== What to do ==
Reproduce the material exactly, omitting nothing.

== Input data ==
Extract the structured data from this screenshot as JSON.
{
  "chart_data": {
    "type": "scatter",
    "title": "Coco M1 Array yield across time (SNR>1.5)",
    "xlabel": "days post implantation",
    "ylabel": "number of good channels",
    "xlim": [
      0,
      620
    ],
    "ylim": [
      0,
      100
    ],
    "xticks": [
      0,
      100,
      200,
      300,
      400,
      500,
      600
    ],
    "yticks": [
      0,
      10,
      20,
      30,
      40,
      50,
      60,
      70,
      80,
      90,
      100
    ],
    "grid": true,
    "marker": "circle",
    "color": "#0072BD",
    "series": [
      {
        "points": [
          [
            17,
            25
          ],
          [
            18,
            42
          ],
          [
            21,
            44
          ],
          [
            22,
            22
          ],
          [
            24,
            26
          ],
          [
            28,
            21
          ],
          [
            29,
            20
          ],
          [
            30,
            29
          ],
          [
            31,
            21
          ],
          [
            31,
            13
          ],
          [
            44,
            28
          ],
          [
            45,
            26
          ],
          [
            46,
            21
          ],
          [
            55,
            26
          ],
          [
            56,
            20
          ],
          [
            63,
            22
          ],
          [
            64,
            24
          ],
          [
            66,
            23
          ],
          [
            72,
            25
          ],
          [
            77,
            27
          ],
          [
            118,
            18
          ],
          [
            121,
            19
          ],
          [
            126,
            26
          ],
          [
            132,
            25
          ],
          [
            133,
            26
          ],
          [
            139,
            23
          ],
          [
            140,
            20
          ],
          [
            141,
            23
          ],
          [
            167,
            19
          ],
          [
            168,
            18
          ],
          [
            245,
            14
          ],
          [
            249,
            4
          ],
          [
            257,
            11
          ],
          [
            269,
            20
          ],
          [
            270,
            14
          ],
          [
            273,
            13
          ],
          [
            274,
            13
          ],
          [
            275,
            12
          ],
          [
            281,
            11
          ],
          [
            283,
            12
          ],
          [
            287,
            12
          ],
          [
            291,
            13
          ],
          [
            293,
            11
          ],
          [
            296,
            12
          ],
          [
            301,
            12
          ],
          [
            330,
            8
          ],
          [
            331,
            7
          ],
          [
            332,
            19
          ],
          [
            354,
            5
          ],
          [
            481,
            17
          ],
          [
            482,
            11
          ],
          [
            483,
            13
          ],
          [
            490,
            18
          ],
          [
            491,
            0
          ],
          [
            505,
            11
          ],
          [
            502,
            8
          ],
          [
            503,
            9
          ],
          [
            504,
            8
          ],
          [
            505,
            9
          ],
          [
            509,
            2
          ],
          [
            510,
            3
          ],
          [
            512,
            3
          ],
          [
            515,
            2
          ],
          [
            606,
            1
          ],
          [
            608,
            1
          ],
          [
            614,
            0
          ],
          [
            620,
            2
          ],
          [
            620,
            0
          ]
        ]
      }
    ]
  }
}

== Finished exercise ==
Extract the structured data from this screenshot as JSON.
{
  "chart_data": {
    "type": "scatter",
    "title": "Coco M1 Array yield across time (SNR>1.5)",
    "xlabel": "days post implantation",
    "ylabel": "number of good channels",
    "xlim": [
      0,
      620
    ],
    "ylim": [
      0,
      100
    ],
    "xticks": [
      0,
      100,
      200,
      300,
      400,
      500,
      600
    ],
    "yticks": [
      0,
      10,
      20,
      30,
      40,
      50,
      60,
      70,
      80,
      90,
      100
    ],
    "grid": true,
    "marker": "circle",
    "color": "#0072BD",
    "series": [
      {
        "points": [
          [
            17,
            25
          ],
          [
            18,
            42
          ],
          [
            21,
            44
          ],
          [
            22,
            22
          ],
          [
            24,
            26
          ],
          [
            28,
            21
          ],
          [
            29,
            20
          ],
          [
            30,
            29
          ],
          [
            31,
            21
          ],
          [
            31,
            13
          ],
          [
            44,
            28
          ],
          [
            45,
            26
          ],
          [
            46,
            21
          ],
          [
            55,
            26
          ],
          [
            56,
            20
          ],
          [
            63,
            22
          ],
          [
            64,
            24
          ],
          [
            66,
            23
          ],
          [
            72,
            25
          ],
          [
            77,
            27
          ],
          [
            118,
            18
          ],
          [
            121,
            19
          ],
          [
            126,
            26
          ],
          [
            132,
            25
          ],
          [
            133,
            26
          ],
          [
            139,
            23
          ],
          [
            140,
            20
          ],
          [
            141,
            23
          ],
          [
            167,
            19
          ],
          [
            168,
            18
          ],
          [
            245,
            14
          ],
          [
            249,
            4
          ],
          [
            257,
            11
          ],
          [
            269,
            20
          ],
          [
            270,
            14
          ],
          [
            273,
            13
          ],
          [
            274,
            13
          ],
          [
            275,
            12
          ],
          [
            281,
            11
          ],
          [
            283,
            12
          ],
          [
            287,
            12
          ],
          [
            291,
            13
          ],
          [
            293,
            11
          ],
          [
            296,
            12
          ],
          [
            301,
            12
          ],
          [
            330,
            8
          ],
          [
            331,
            7
          ],
          [
            332,
            19
          ],
          [
            354,
            5
          ],
          [
            481,
            17
          ],
          [
            482,
            11
          ],
          [
            483,
            13
          ],
          [
            490,
            18
          ],
          [
            491,
            0
          ],
          [
            505,
            11
          ],
          [
            502,
            8
          ],
          [
            503,
            9
          ],
          [
            504,
            8
          ],
          [
            505,
            9
          ],
          [
            509,
            2
          ],
          [
            510,
            3
          ],
          [
            512,
            3
          ],
          [
            515,
            2
          ],
          [
            606,
            1
          ],
          [
            608,
            1
          ],
          [
            614,
            0
          ],
          [
            620,
            2
          ],
          [
            620,
            0
          ]
        ]
      }
    ]
  }
}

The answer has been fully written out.